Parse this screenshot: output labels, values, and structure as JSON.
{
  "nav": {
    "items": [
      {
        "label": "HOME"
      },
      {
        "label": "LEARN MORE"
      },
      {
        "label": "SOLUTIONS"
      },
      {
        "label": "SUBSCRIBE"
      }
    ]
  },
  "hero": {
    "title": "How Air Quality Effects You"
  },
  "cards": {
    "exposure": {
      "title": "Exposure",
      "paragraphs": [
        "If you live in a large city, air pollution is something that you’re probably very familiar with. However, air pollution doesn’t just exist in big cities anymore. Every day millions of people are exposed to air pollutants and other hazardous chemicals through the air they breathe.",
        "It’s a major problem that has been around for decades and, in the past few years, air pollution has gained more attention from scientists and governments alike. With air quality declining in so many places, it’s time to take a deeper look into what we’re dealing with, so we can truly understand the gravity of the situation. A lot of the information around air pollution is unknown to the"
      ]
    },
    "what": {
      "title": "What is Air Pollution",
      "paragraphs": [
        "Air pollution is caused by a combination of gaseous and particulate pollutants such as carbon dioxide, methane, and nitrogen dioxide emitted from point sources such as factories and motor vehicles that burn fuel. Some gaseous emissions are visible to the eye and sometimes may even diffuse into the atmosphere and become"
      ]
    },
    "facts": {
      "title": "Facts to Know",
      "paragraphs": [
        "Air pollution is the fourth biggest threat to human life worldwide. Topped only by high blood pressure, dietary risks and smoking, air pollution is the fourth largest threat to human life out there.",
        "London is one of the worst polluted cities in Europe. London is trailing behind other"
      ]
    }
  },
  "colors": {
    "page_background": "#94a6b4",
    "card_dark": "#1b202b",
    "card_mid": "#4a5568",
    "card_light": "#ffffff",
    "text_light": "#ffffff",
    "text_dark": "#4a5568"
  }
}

......

Short task:
Output the whole listing above again, word for word.

Result of this exercise:
Parse this screenshot: output labels, values, and structure as JSON.
{
  "nav": {
    "items": [
      {
        "label": "HOME"
      },
      {
        "label": "LEARN MORE"
      },
      {
        "label": "SOLUTIONS"
      },
      {
        "label": "SUBSCRIBE"
      }
    ]
  },
  "hero": {
    "title": "How Air Quality Effects You"
  },
  "cards": {
    "exposure": {
      "title": "Exposure",
      "paragraphs": [
        "If you live in a large city, air pollution is something that you’re probably very familiar with. However, air pollution doesn’t just exist in big cities anymore. Every day millions of people are exposed to air pollutants and other hazardous chemicals through the air they breathe.",
        "It’s a major problem that has been around for decades and, in the past few years, air pollution has gained more attention from scientists and governments alike. With air quality declining in so many places, it’s time to take a deeper look into what we’re dealing with, so we can truly understand the gravity of the situation. A lot of the information around air pollution is unknown to the"
      ]
    },
    "what": {
      "title": "What is Air Pollution",
      "paragraphs": [
        "Air pollution is caused by a combination of gaseous and particulate pollutants such as carbon dioxide, methane, and nitrogen dioxide emitted from point sources such as factories and motor vehicles that burn fuel. Some gaseous emissions are visible to the eye and sometimes may even diffuse into the atmosphere and become"
      ]
    },
    "facts": {
      "title": "Facts to Know",
      "paragraphs": [
        "Air pollution is the fourth biggest threat to human life worldwide. Topped only by high blood pressure, dietary risks and smoking, air pollution is the fourth largest threat to human life out there.",
        "London is one of the worst polluted cities in Europe. London is trailing behind other"
      ]
    }
  },
  "colors": {
    "page_background": "#94a6b4",
    "card_dark": "#1b202b",
    "card_mid": "#4a5568",
    "card_light": "#ffffff",
    "text_light": "#ffffff",
    "text_dark": "#4a5568"
  }
}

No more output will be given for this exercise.